From the listing that follows, output everything exactly except the pictures.

(Data records)
>> START

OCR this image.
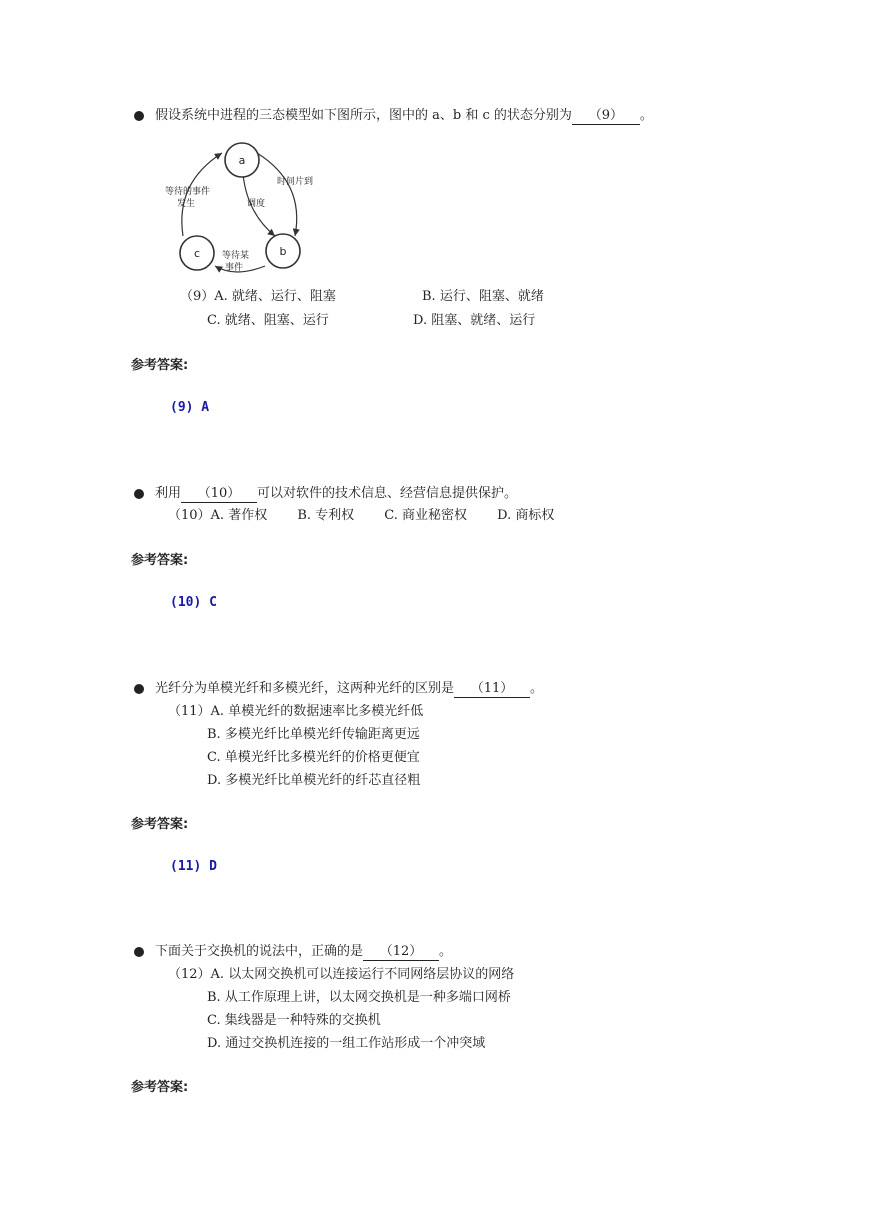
假设系统中进程的三态模型如下图所示，图中的 a、b 和 c 的状态分别为 （9） 。
a
b
c
时间片到
调度
等待的事件
发生
等待某
事件
（9）A. 就绪、运行、阻塞	B. 运行、阻塞、就绪
C. 就绪、阻塞、运行	D. 阻塞、就绪、运行
参考答案:
(9) A
利用 （10） 可以对软件的技术信息、经营信息提供保护。
（10）A. 著作权　　 B. 专利权　　 C. 商业秘密权　　 D. 商标权
参考答案:
(10) C
光纤分为单模光纤和多模光纤，这两种光纤的区别是 （11） 。
（11）A. 单模光纤的数据速率比多模光纤低
B. 多模光纤比单模光纤传输距离更远
C. 单模光纤比多模光纤的价格更便宜
D. 多模光纤比单模光纤的纤芯直径粗
参考答案:
(11) D
下面关于交换机的说法中，正确的是 （12） 。
（12）A. 以太网交换机可以连接运行不同网络层协议的网络
B. 从工作原理上讲，以太网交换机是一种多端口网桥
C. 集线器是一种特殊的交换机
D. 通过交换机连接的一组工作站形成一个冲突域
参考答案:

>> END

Reply to the exercise →
OCR this image.
假设系统中进程的三态模型如下图所示，图中的 a、b 和 c 的状态分别为 （9） 。
a
b
c
时间片到
调度
等待的事件
发生
等待某
事件
（9）A. 就绪、运行、阻塞	B. 运行、阻塞、就绪
C. 就绪、阻塞、运行	D. 阻塞、就绪、运行
参考答案:
(9) A
利用 （10） 可以对软件的技术信息、经营信息提供保护。
（10）A. 著作权　　 B. 专利权　　 C. 商业秘密权　　 D. 商标权
参考答案:
(10) C
光纤分为单模光纤和多模光纤，这两种光纤的区别是 （11） 。
（11）A. 单模光纤的数据速率比多模光纤低
B. 多模光纤比单模光纤传输距离更远
C. 单模光纤比多模光纤的价格更便宜
D. 多模光纤比单模光纤的纤芯直径粗
参考答案:
(11) D
下面关于交换机的说法中，正确的是 （12） 。
（12）A. 以太网交换机可以连接运行不同网络层协议的网络
B. 从工作原理上讲，以太网交换机是一种多端口网桥
C. 集线器是一种特殊的交换机
D. 通过交换机连接的一组工作站形成一个冲突域
参考答案:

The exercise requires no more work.